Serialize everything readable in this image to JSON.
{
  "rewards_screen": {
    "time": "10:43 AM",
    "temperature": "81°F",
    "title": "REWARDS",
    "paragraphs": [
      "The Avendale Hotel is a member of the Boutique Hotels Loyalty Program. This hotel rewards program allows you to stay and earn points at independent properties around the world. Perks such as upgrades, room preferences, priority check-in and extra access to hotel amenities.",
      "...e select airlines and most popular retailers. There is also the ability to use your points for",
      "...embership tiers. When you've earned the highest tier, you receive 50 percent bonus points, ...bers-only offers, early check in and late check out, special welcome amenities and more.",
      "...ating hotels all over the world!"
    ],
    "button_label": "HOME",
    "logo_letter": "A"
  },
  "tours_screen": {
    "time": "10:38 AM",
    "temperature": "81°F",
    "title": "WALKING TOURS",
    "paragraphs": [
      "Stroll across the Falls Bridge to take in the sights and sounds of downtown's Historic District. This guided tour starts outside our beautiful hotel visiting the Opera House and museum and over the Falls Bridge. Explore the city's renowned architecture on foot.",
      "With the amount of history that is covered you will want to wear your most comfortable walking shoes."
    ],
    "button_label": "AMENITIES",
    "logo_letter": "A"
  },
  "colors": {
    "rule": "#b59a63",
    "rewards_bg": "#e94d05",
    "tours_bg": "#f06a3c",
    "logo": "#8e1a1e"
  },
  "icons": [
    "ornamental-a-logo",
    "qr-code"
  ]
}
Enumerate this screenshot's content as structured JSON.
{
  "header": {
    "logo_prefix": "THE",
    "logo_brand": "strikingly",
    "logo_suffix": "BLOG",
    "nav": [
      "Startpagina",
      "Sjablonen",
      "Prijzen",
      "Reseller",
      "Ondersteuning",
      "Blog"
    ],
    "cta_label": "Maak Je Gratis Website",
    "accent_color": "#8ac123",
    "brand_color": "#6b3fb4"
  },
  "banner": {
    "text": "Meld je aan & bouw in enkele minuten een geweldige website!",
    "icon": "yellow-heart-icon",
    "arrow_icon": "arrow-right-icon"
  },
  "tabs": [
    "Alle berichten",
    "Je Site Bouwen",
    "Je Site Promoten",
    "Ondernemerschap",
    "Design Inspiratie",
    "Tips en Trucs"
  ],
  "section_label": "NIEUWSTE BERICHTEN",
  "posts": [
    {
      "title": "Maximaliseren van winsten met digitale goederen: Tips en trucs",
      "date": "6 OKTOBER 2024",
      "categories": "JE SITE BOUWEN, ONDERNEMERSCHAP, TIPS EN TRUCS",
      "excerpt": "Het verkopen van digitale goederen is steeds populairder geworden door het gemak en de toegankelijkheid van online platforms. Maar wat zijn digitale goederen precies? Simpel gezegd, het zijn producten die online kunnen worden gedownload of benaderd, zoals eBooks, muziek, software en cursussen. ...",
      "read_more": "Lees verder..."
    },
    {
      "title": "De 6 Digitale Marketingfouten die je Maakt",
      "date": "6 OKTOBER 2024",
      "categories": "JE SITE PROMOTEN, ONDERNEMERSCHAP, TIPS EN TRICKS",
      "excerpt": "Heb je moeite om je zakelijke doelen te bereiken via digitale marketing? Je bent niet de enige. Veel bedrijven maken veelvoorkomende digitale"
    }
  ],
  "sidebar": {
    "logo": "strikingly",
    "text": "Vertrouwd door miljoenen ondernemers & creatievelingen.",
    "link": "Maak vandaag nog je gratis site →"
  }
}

▶ GIVEN REQUEST
Make an exact copy of every line in the data.

▶ TASK OUTPUT
Serialize everything readable in this image to JSON.
{
  "rewards_screen": {
    "time": "10:43 AM",
    "temperature": "81°F",
    "title": "REWARDS",
    "paragraphs": [
      "The Avendale Hotel is a member of the Boutique Hotels Loyalty Program. This hotel rewards program allows you to stay and earn points at independent properties around the world. Perks such as upgrades, room preferences, priority check-in and extra access to hotel amenities.",
      "...e select airlines and most popular retailers. There is also the ability to use your points for",
      "...embership tiers. When you've earned the highest tier, you receive 50 percent bonus points, ...bers-only offers, early check in and late check out, special welcome amenities and more.",
      "...ating hotels all over the world!"
    ],
    "button_label": "HOME",
    "logo_letter": "A"
  },
  "tours_screen": {
    "time": "10:38 AM",
    "temperature": "81°F",
    "title": "WALKING TOURS",
    "paragraphs": [
      "Stroll across the Falls Bridge to take in the sights and sounds of downtown's Historic District. This guided tour starts outside our beautiful hotel visiting the Opera House and museum and over the Falls Bridge. Explore the city's renowned architecture on foot.",
      "With the amount of history that is covered you will want to wear your most comfortable walking shoes."
    ],
    "button_label": "AMENITIES",
    "logo_letter": "A"
  },
  "colors": {
    "rule": "#b59a63",
    "rewards_bg": "#e94d05",
    "tours_bg": "#f06a3c",
    "logo": "#8e1a1e"
  },
  "icons": [
    "ornamental-a-logo",
    "qr-code"
  ]
}
Enumerate this screenshot's content as structured JSON.
{
  "header": {
    "logo_prefix": "THE",
    "logo_brand": "strikingly",
    "logo_suffix": "BLOG",
    "nav": [
      "Startpagina",
      "Sjablonen",
      "Prijzen",
      "Reseller",
      "Ondersteuning",
      "Blog"
    ],
    "cta_label": "Maak Je Gratis Website",
    "accent_color": "#8ac123",
    "brand_color": "#6b3fb4"
  },
  "banner": {
    "text": "Meld je aan & bouw in enkele minuten een geweldige website!",
    "icon": "yellow-heart-icon",
    "arrow_icon": "arrow-right-icon"
  },
  "tabs": [
    "Alle berichten",
    "Je Site Bouwen",
    "Je Site Promoten",
    "Ondernemerschap",
    "Design Inspiratie",
    "Tips en Trucs"
  ],
  "section_label": "NIEUWSTE BERICHTEN",
  "posts": [
    {
      "title": "Maximaliseren van winsten met digitale goederen: Tips en trucs",
      "date": "6 OKTOBER 2024",
      "categories": "JE SITE BOUWEN, ONDERNEMERSCHAP, TIPS EN TRUCS",
      "excerpt": "Het verkopen van digitale goederen is steeds populairder geworden door het gemak en de toegankelijkheid van online platforms. Maar wat zijn digitale goederen precies? Simpel gezegd, het zijn producten die online kunnen worden gedownload of benaderd, zoals eBooks, muziek, software en cursussen. ...",
      "read_more": "Lees verder..."
    },
    {
      "title": "De 6 Digitale Marketingfouten die je Maakt",
      "date": "6 OKTOBER 2024",
      "categories": "JE SITE PROMOTEN, ONDERNEMERSCHAP, TIPS EN TRICKS",
      "excerpt": "Heb je moeite om je zakelijke doelen te bereiken via digitale marketing? Je bent niet de enige. Veel bedrijven maken veelvoorkomende digitale"
    }
  ],
  "sidebar": {
    "logo": "strikingly",
    "text": "Vertrouwd door miljoenen ondernemers & creatievelingen.",
    "link": "Maak vandaag nog je gratis site →"
  }
}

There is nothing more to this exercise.